* **WHAT THIS TASK INVOLVES**:
Every entry below must appear again, exactly as written.

[Stored data]
· · ·

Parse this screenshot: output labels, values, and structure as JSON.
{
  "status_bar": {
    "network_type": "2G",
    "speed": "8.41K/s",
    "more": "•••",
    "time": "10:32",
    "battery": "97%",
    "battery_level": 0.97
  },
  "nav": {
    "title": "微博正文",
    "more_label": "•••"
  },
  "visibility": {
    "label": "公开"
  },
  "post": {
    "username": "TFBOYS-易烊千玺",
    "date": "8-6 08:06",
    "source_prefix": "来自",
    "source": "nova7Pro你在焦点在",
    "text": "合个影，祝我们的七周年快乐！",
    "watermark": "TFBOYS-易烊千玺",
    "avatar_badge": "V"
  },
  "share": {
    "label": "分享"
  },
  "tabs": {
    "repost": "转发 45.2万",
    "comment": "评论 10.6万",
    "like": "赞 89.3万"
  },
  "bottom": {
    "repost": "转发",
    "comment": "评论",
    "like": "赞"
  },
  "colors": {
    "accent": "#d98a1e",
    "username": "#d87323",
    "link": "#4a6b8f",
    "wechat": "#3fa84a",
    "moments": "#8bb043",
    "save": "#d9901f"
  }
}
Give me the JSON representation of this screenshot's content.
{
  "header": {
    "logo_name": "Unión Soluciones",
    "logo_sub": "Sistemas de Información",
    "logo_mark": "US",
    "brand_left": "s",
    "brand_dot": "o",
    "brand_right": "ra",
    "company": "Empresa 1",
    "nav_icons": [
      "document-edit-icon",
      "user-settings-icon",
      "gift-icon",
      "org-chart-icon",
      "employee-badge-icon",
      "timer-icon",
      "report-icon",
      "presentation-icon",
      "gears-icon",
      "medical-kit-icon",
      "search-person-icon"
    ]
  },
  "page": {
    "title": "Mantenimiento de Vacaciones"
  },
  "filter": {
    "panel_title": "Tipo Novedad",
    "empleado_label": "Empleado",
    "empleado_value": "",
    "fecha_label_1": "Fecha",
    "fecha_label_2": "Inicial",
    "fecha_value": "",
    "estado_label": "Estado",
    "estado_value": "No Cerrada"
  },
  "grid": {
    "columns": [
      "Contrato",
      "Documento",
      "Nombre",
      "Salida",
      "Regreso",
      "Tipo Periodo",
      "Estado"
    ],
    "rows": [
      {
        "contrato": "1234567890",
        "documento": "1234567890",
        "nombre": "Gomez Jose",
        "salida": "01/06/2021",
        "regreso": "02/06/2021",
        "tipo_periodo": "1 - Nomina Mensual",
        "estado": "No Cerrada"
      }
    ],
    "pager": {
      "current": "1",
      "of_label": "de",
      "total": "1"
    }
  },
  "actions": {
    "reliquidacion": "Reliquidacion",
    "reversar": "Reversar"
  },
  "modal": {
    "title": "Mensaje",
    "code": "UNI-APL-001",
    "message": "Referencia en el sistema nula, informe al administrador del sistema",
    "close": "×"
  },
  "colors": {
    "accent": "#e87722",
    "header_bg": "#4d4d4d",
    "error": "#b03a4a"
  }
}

· · ·

* **REPLY**:
Parse this screenshot: output labels, values, and structure as JSON.
{
  "status_bar": {
    "network_type": "2G",
    "speed": "8.41K/s",
    "more": "•••",
    "time": "10:32",
    "battery": "97%",
    "battery_level": 0.97
  },
  "nav": {
    "title": "微博正文",
    "more_label": "•••"
  },
  "visibility": {
    "label": "公开"
  },
  "post": {
    "username": "TFBOYS-易烊千玺",
    "date": "8-6 08:06",
    "source_prefix": "来自",
    "source": "nova7Pro你在焦点在",
    "text": "合个影，祝我们的七周年快乐！",
    "watermark": "TFBOYS-易烊千玺",
    "avatar_badge": "V"
  },
  "share": {
    "label": "分享"
  },
  "tabs": {
    "repost": "转发 45.2万",
    "comment": "评论 10.6万",
    "like": "赞 89.3万"
  },
  "bottom": {
    "repost": "转发",
    "comment": "评论",
    "like": "赞"
  },
  "colors": {
    "accent": "#d98a1e",
    "username": "#d87323",
    "link": "#4a6b8f",
    "wechat": "#3fa84a",
    "moments": "#8bb043",
    "save": "#d9901f"
  }
}
Give me the JSON representation of this screenshot's content.
{
  "header": {
    "logo_name": "Unión Soluciones",
    "logo_sub": "Sistemas de Información",
    "logo_mark": "US",
    "brand_left": "s",
    "brand_dot": "o",
    "brand_right": "ra",
    "company": "Empresa 1",
    "nav_icons": [
      "document-edit-icon",
      "user-settings-icon",
      "gift-icon",
      "org-chart-icon",
      "employee-badge-icon",
      "timer-icon",
      "report-icon",
      "presentation-icon",
      "gears-icon",
      "medical-kit-icon",
      "search-person-icon"
    ]
  },
  "page": {
    "title": "Mantenimiento de Vacaciones"
  },
  "filter": {
    "panel_title": "Tipo Novedad",
    "empleado_label": "Empleado",
    "empleado_value": "",
    "fecha_label_1": "Fecha",
    "fecha_label_2": "Inicial",
    "fecha_value": "",
    "estado_label": "Estado",
    "estado_value": "No Cerrada"
  },
  "grid": {
    "columns": [
      "Contrato",
      "Documento",
      "Nombre",
      "Salida",
      "Regreso",
      "Tipo Periodo",
      "Estado"
    ],
    "rows": [
      {
        "contrato": "1234567890",
        "documento": "1234567890",
        "nombre": "Gomez Jose",
        "salida": "01/06/2021",
        "regreso": "02/06/2021",
        "tipo_periodo": "1 - Nomina Mensual",
        "estado": "No Cerrada"
      }
    ],
    "pager": {
      "current": "1",
      "of_label": "de",
      "total": "1"
    }
  },
  "actions": {
    "reliquidacion": "Reliquidacion",
    "reversar": "Reversar"
  },
  "modal": {
    "title": "Mensaje",
    "code": "UNI-APL-001",
    "message": "Referencia en el sistema nula, informe al administrador del sistema",
    "close": "×"
  },
  "colors": {
    "accent": "#e87722",
    "header_bg": "#4d4d4d",
    "error": "#b03a4a"
  }
}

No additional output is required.